EXERCISE:
Each entry below must be repeated word for word.

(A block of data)

· · · · · · ·

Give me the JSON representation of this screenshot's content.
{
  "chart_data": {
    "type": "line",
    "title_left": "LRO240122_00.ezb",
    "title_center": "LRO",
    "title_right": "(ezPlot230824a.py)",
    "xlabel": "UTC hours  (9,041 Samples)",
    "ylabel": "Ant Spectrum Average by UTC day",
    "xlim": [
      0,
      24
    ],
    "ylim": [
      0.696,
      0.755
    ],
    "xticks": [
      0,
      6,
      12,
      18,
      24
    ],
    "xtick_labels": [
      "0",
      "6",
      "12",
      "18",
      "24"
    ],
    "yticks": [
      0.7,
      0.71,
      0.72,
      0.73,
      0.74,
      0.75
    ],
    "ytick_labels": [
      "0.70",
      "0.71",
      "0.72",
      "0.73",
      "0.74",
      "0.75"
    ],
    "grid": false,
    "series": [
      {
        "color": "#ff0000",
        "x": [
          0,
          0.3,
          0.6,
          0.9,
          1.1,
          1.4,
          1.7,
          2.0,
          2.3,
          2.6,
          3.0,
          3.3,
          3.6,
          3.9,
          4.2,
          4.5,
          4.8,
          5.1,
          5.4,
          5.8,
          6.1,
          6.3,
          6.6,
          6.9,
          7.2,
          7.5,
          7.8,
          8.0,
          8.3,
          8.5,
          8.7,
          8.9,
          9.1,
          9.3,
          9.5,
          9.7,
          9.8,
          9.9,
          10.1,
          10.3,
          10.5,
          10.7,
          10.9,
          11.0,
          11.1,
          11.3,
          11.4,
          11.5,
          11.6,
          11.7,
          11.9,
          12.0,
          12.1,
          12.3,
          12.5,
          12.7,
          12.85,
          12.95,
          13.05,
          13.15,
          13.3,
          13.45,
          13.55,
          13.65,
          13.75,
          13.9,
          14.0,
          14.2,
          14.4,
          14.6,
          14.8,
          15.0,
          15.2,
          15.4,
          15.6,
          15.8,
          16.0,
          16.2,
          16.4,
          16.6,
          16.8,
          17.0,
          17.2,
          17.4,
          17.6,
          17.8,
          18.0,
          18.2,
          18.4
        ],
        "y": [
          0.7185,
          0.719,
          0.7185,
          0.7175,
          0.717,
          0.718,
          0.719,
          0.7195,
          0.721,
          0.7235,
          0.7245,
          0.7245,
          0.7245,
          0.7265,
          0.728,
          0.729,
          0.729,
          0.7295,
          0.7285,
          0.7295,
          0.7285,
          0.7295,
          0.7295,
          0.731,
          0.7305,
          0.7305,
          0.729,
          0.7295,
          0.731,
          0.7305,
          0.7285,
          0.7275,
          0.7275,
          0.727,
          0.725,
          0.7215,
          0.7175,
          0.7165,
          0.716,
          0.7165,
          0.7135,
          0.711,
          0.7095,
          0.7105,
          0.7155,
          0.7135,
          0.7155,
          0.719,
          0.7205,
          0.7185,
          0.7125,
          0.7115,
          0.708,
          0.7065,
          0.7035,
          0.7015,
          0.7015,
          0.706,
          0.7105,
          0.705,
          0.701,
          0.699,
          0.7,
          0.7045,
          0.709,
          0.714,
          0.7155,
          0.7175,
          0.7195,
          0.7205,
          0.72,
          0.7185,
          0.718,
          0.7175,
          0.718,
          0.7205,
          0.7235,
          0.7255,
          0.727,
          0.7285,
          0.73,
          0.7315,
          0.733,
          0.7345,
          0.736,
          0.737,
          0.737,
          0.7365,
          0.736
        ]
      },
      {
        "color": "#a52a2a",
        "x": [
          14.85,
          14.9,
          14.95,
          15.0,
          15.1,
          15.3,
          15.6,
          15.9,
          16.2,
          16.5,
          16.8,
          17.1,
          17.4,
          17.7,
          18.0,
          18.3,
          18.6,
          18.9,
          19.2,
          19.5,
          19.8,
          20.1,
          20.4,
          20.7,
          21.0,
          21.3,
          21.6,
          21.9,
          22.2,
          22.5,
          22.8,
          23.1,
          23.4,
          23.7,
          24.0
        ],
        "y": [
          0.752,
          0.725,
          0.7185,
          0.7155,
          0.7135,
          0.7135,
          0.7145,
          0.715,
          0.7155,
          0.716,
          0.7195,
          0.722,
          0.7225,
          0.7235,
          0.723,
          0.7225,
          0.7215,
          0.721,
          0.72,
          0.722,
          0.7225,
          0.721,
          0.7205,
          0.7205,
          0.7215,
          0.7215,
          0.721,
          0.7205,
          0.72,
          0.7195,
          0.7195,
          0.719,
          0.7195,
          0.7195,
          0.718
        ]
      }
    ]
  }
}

· · · · · · ·

RESPONSE:
Give me the JSON representation of this screenshot's content.
{
  "chart_data": {
    "type": "line",
    "title_left": "LRO240122_00.ezb",
    "title_center": "LRO",
    "title_right": "(ezPlot230824a.py)",
    "xlabel": "UTC hours  (9,041 Samples)",
    "ylabel": "Ant Spectrum Average by UTC day",
    "xlim": [
      0,
      24
    ],
    "ylim": [
      0.696,
      0.755
    ],
    "xticks": [
      0,
      6,
      12,
      18,
      24
    ],
    "xtick_labels": [
      "0",
      "6",
      "12",
      "18",
      "24"
    ],
    "yticks": [
      0.7,
      0.71,
      0.72,
      0.73,
      0.74,
      0.75
    ],
    "ytick_labels": [
      "0.70",
      "0.71",
      "0.72",
      "0.73",
      "0.74",
      "0.75"
    ],
    "grid": false,
    "series": [
      {
        "color": "#ff0000",
        "x": [
          0,
          0.3,
          0.6,
          0.9,
          1.1,
          1.4,
          1.7,
          2.0,
          2.3,
          2.6,
          3.0,
          3.3,
          3.6,
          3.9,
          4.2,
          4.5,
          4.8,
          5.1,
          5.4,
          5.8,
          6.1,
          6.3,
          6.6,
          6.9,
          7.2,
          7.5,
          7.8,
          8.0,
          8.3,
          8.5,
          8.7,
          8.9,
          9.1,
          9.3,
          9.5,
          9.7,
          9.8,
          9.9,
          10.1,
          10.3,
          10.5,
          10.7,
          10.9,
          11.0,
          11.1,
          11.3,
          11.4,
          11.5,
          11.6,
          11.7,
          11.9,
          12.0,
          12.1,
          12.3,
          12.5,
          12.7,
          12.85,
          12.95,
          13.05,
          13.15,
          13.3,
          13.45,
          13.55,
          13.65,
          13.75,
          13.9,
          14.0,
          14.2,
          14.4,
          14.6,
          14.8,
          15.0,
          15.2,
          15.4,
          15.6,
          15.8,
          16.0,
          16.2,
          16.4,
          16.6,
          16.8,
          17.0,
          17.2,
          17.4,
          17.6,
          17.8,
          18.0,
          18.2,
          18.4
        ],
        "y": [
          0.7185,
          0.719,
          0.7185,
          0.7175,
          0.717,
          0.718,
          0.719,
          0.7195,
          0.721,
          0.7235,
          0.7245,
          0.7245,
          0.7245,
          0.7265,
          0.728,
          0.729,
          0.729,
          0.7295,
          0.7285,
          0.7295,
          0.7285,
          0.7295,
          0.7295,
          0.731,
          0.7305,
          0.7305,
          0.729,
          0.7295,
          0.731,
          0.7305,
          0.7285,
          0.7275,
          0.7275,
          0.727,
          0.725,
          0.7215,
          0.7175,
          0.7165,
          0.716,
          0.7165,
          0.7135,
          0.711,
          0.7095,
          0.7105,
          0.7155,
          0.7135,
          0.7155,
          0.719,
          0.7205,
          0.7185,
          0.7125,
          0.7115,
          0.708,
          0.7065,
          0.7035,
          0.7015,
          0.7015,
          0.706,
          0.7105,
          0.705,
          0.701,
          0.699,
          0.7,
          0.7045,
          0.709,
          0.714,
          0.7155,
          0.7175,
          0.7195,
          0.7205,
          0.72,
          0.7185,
          0.718,
          0.7175,
          0.718,
          0.7205,
          0.7235,
          0.7255,
          0.727,
          0.7285,
          0.73,
          0.7315,
          0.733,
          0.7345,
          0.736,
          0.737,
          0.737,
          0.7365,
          0.736
        ]
      },
      {
        "color": "#a52a2a",
        "x": [
          14.85,
          14.9,
          14.95,
          15.0,
          15.1,
          15.3,
          15.6,
          15.9,
          16.2,
          16.5,
          16.8,
          17.1,
          17.4,
          17.7,
          18.0,
          18.3,
          18.6,
          18.9,
          19.2,
          19.5,
          19.8,
          20.1,
          20.4,
          20.7,
          21.0,
          21.3,
          21.6,
          21.9,
          22.2,
          22.5,
          22.8,
          23.1,
          23.4,
          23.7,
          24.0
        ],
        "y": [
          0.752,
          0.725,
          0.7185,
          0.7155,
          0.7135,
          0.7135,
          0.7145,
          0.715,
          0.7155,
          0.716,
          0.7195,
          0.722,
          0.7225,
          0.7235,
          0.723,
          0.7225,
          0.7215,
          0.721,
          0.72,
          0.722,
          0.7225,
          0.721,
          0.7205,
          0.7205,
          0.7215,
          0.7215,
          0.721,
          0.7205,
          0.72,
          0.7195,
          0.7195,
          0.719,
          0.7195,
          0.7195,
          0.718
        ]
      }
    ]
  }
}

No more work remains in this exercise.